--- START OF EXCERPT ---
Signal-to-Noise Ratio (SNR)
The fraction of your token flow that is signal versus noise. High SNR means your context is compounding, not evaporating.
The formula
SNR = signal_tokens / total_tokens
Where signal_tokens = cache_read + output (tokens that compound — reused context plus generated output), and total_tokens = input + cache_read + cache_write + output (all tokens processed in the cascade). The ratio ranges from 0 to 1. An SNR of 0.8 means 80% of your token flow is signal; an SNR of 0.2 means 80% is noise.
The intuition is simple: signal accumulates (cached context carries forward, output builds on prior output), while noise evaporates (fresh input is processed once and, if not cached, never compounds). SNR measures the balance between the two.
What signal vs noise means in AI coding
Signal tokens
- cache_read — cached context reused from prior turns. This is signal you already paid for, now compounding for free.
- output — tokens the model generates. Productive work that becomes the basis for future turns.
Noise tokens
- fresh input — tokens you send that don’t get cached or don’t build on prior context. Re-explained context, redundant instructions, pasted code that’s already in the window.
- cache_write — tokens written to cache that are never read back. An investment that didn’t pay off because the session ended or the context was abandoned.
The distinction is not about content quality — it’s about whether tokens compound. A brilliantly written prompt that gets sent once and never cached is noise. A mediocre cached prefix that gets reused 50 times is signal. SNR measures the architecture of accumulation, not the brilliance of any individual turn.
Why high SNR matters
High SNR means your token budget is being spent productively. Most of what you process is either reused context (free signal) or generated output (new signal). Little is wasted on re-establishing baseline context. This is the signature of an operator who maintains a stable, structured context across turns — the cascade is a flywheel, not a restart loop.
Low SNR means most of your token flow is noise. You’re spending the bulk of your budget on fresh input that doesn’t compound — re-pasting files, re-explaining project structure, re-establishing conventions. Every turn starts from near-zero. The model processes your input, gives a response, and the context evaporates.
SNR is also a cost and latency indicator. High-SNR sessions process more tokens from cache (which is cheaper and faster) and fewer from fresh input (which is expensive and slow). Low-SNR sessions are the opposite — you pay full price on every turn.
How to increase signal density
- 1. Maintain conversation continuity. The single highest-leverage move. Every turn that reuses cached context adds signal without adding noise. Don’t restart sessions unnecessarily — the cached prefix from turn 5 is free signal on turn 50.
- 2. Use stable, structured prefixes. Put project conventions, file layout, and coding standards at the top of your context — in a consistent order. Stable prefixes get cached; chaotic, re-ordered context breaks the cache and forces fresh processing.
--- END OF EXCERPT ---
--- START OF EXCERPTED DATA ---
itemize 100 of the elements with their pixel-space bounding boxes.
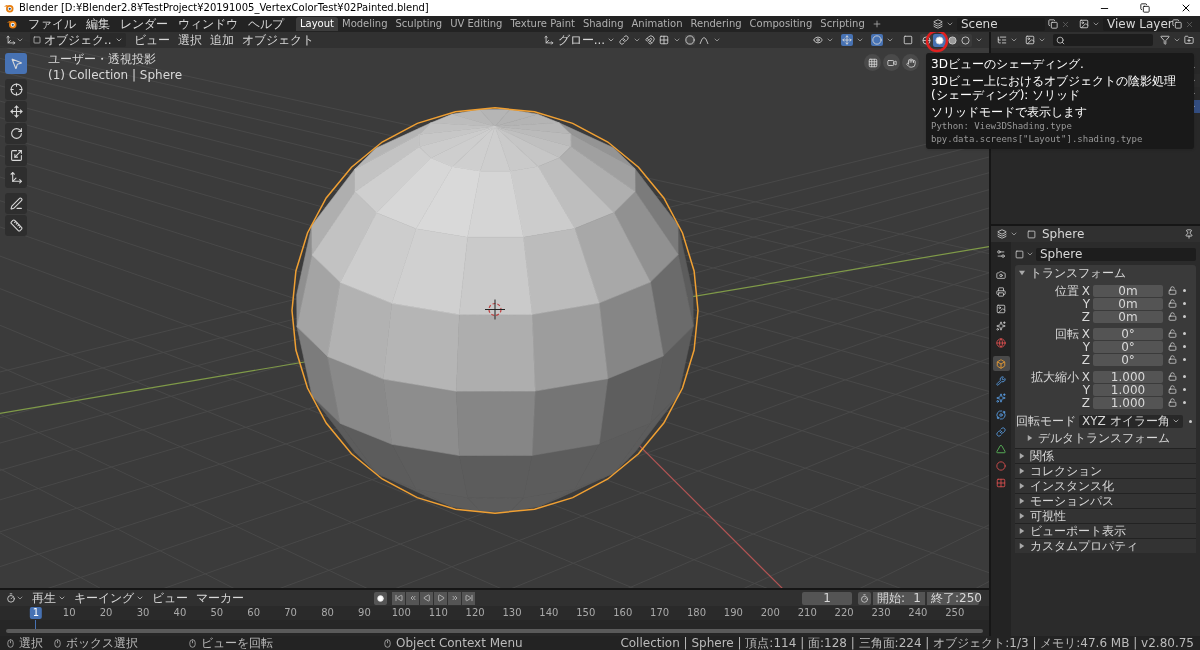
--- END OF EXCERPTED DATA ---
--- START OF EXCERPTED DATA ---
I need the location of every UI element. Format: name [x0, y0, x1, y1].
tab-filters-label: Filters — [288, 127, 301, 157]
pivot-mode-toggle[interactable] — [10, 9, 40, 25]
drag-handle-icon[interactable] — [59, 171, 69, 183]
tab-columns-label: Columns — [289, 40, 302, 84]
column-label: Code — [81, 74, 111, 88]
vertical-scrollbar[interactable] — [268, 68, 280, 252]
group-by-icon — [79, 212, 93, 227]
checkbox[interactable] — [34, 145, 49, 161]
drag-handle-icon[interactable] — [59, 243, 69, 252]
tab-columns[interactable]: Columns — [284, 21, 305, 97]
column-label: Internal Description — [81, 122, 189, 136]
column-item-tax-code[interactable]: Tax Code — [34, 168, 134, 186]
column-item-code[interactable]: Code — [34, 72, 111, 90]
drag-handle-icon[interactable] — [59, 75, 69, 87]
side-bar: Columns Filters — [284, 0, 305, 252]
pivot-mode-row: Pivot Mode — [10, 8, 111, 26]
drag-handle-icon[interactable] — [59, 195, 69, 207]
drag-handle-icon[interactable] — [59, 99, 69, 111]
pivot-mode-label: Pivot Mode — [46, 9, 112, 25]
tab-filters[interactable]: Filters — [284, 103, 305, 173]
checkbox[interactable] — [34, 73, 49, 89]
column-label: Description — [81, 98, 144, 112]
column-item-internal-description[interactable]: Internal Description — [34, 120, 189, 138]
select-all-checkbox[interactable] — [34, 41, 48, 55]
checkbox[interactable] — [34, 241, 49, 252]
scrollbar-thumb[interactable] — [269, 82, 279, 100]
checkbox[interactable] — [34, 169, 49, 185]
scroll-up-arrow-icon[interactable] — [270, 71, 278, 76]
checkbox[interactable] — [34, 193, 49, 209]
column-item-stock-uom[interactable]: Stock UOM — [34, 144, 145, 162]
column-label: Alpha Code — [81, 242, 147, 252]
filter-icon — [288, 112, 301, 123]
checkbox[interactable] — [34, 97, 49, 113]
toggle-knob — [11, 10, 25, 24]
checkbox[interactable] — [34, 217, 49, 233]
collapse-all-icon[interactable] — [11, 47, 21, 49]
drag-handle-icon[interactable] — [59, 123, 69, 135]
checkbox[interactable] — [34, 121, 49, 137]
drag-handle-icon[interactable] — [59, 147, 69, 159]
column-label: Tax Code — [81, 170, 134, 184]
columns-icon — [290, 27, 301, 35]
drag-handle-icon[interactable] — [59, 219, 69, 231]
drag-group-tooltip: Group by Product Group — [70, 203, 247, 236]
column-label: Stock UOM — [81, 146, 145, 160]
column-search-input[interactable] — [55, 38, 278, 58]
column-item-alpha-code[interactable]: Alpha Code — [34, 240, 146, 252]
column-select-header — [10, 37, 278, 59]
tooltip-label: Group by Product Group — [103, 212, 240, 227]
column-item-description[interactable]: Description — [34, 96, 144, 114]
--- END OF EXCERPTED DATA ---
## SET TASK A
In the signal-to-noise ratio article, which two kinds of tokens count as signal?
## SET TASK B
Translate this sentence from the signal-to-noise ratio article into Spanish: "A mediocre cached prefix that gets reused 50 times is signal."
## SET TASK C
Carry on the article about signal-to-noise ratio in AI coding from its last line.

## EXERCISE RESULT A
Cache_read tokens and output tokens.

## EXERCISE RESULT B
Un prefijo mediocre almacenado en caché que se reutiliza 50 veces es señal.

## EXERCISE RESULT C
- 3. Reference instead of re-pasting. If the model already has a file in context, reference it by name rather than pasting its contents again. “Add tests to the auth module we discussed” is signal; re-pasting auth.ts is noise.
- 4. Request substantive output. More output tokens means more signal in the numerator. Ask for complete deliverables — functions, modules, test suites — rather than one-line answers. Output compounds: today’s generated code becomes tomorrow’s cached context.
- 5. Avoid context-switching mid-session. Jumping between unrelated tasks in one session dilutes the cache. Each topic switch forces fresh input to establish new context. Group related work into focused sessions where the cache stays relevant.
Relationship to the Conservation Law of Commitment
The Conservation Law of Commitment states that C(T(S)) ≈ C(S) with enforcement — commitment content survives transformation only when an enforcement gate is present in the pipeline. Without the gate, commitment decays: C(T(S)) < C(S).
In token-cascade terms, the “commitment content” of your context is the signal — the accumulated understanding, conventions, and code that should survive across turns. The “enforcement gate” is your context discipline: stable prefixes, conversation continuity, structured prompts. With discipline, signal survives transformation (each new turn) and compounds. Without it, signal decays into noise — you re-explain, re-paste, and re-establish context every turn.
High SNR is the empirical signature of the conservation law holding: the enforcement gate (your context discipline) is present, and signal survives. Low SNR is the signature of the law failing: no gate, signal decays, noise dominates. The law is published under CC-BY-4.0 (DOI: 10.5281/zenodo.20029607).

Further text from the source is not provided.